— START OF Data supplied —

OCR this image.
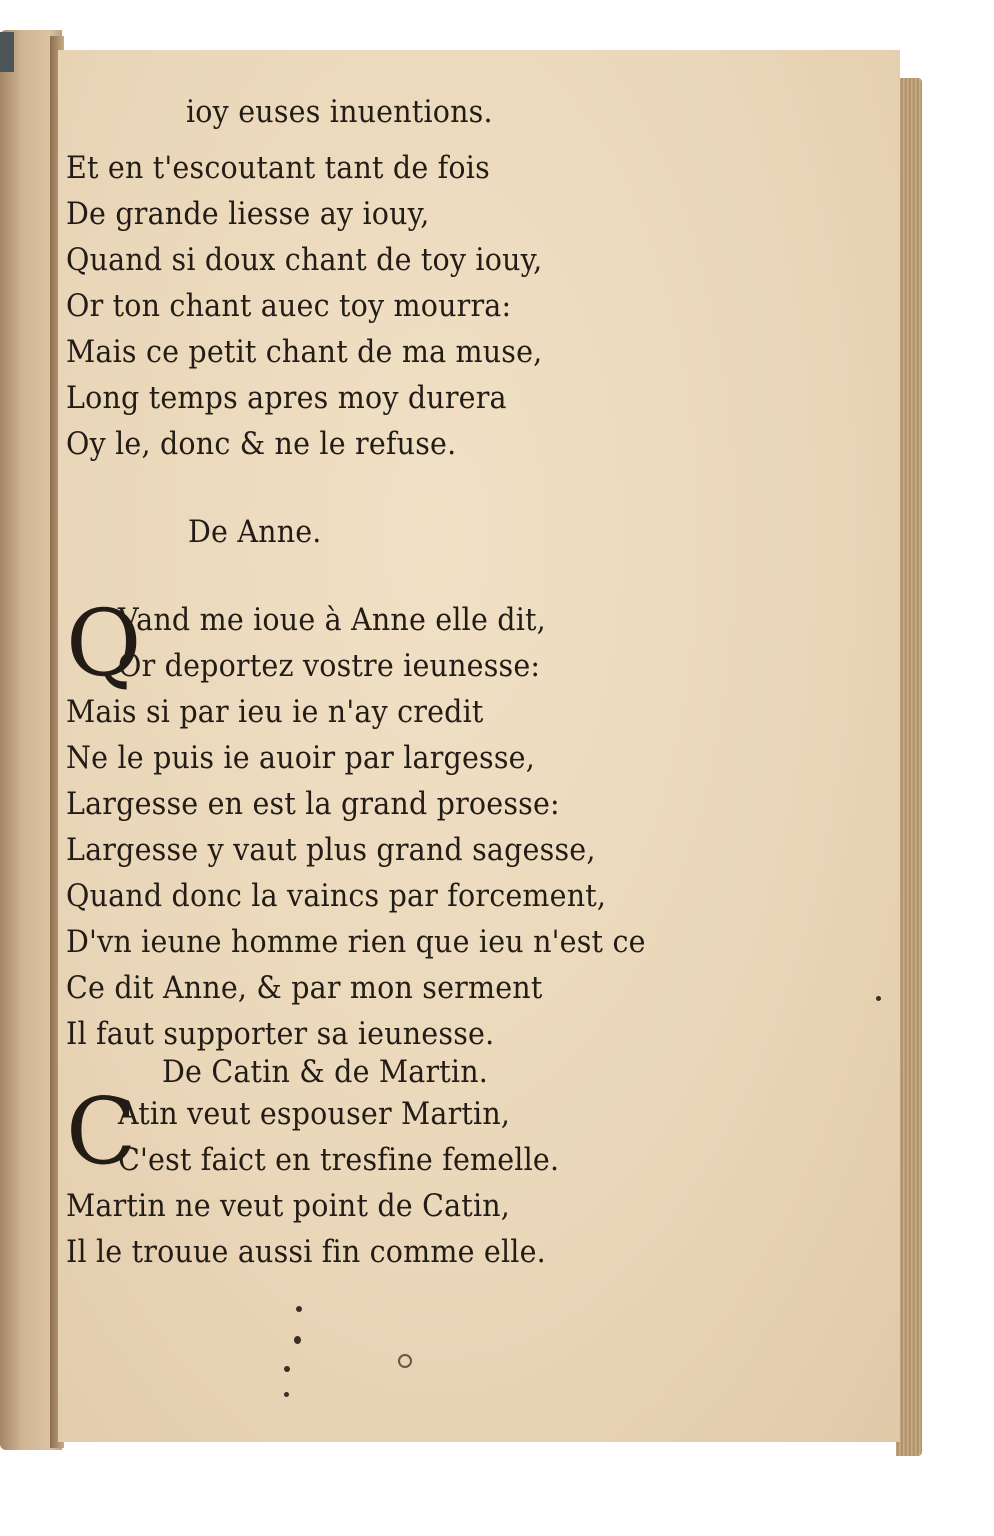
ioy euses inuentions.
Et en t'escoutant tant de fois
De grande liesse ay iouy,
Quand si doux chant de toy iouy,
Or ton chant auec toy mourra:
Mais ce petit chant de ma muse,
Long temps apres moy durera
Oy le, donc & ne le refuse.
De Anne.
Q
Vand me ioue à Anne elle dit,
Or deportez vostre ieunesse:
Mais si par ieu ie n'ay credit
Ne le puis ie auoir par largesse,
Largesse en est la grand proesse:
Largesse y vaut plus grand sagesse,
Quand donc la vaincs par forcement,
D'vn ieune homme rien que ieu n'est ce
Ce dit Anne, & par mon serment
Il faut supporter sa ieunesse.
De Catin & de Martin.
C
Atin veut espouser Martin,
C'est faict en tresfine femelle.
Martin ne veut point de Catin,
Il le trouue aussi fin comme elle.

— END OF Data supplied —

[Objective]: Without the pictures, output the full listing exactly as it stands.

[The solution]:
OCR this image.
ioy euses inuentions.
Et en t'escoutant tant de fois
De grande liesse ay iouy,
Quand si doux chant de toy iouy,
Or ton chant auec toy mourra:
Mais ce petit chant de ma muse,
Long temps apres moy durera
Oy le, donc & ne le refuse.
De Anne.
Q
Vand me ioue à Anne elle dit,
Or deportez vostre ieunesse:
Mais si par ieu ie n'ay credit
Ne le puis ie auoir par largesse,
Largesse en est la grand proesse:
Largesse y vaut plus grand sagesse,
Quand donc la vaincs par forcement,
D'vn ieune homme rien que ieu n'est ce
Ce dit Anne, & par mon serment
Il faut supporter sa ieunesse.
De Catin & de Martin.
C
Atin veut espouser Martin,
C'est faict en tresfine femelle.
Martin ne veut point de Catin,
Il le trouue aussi fin comme elle.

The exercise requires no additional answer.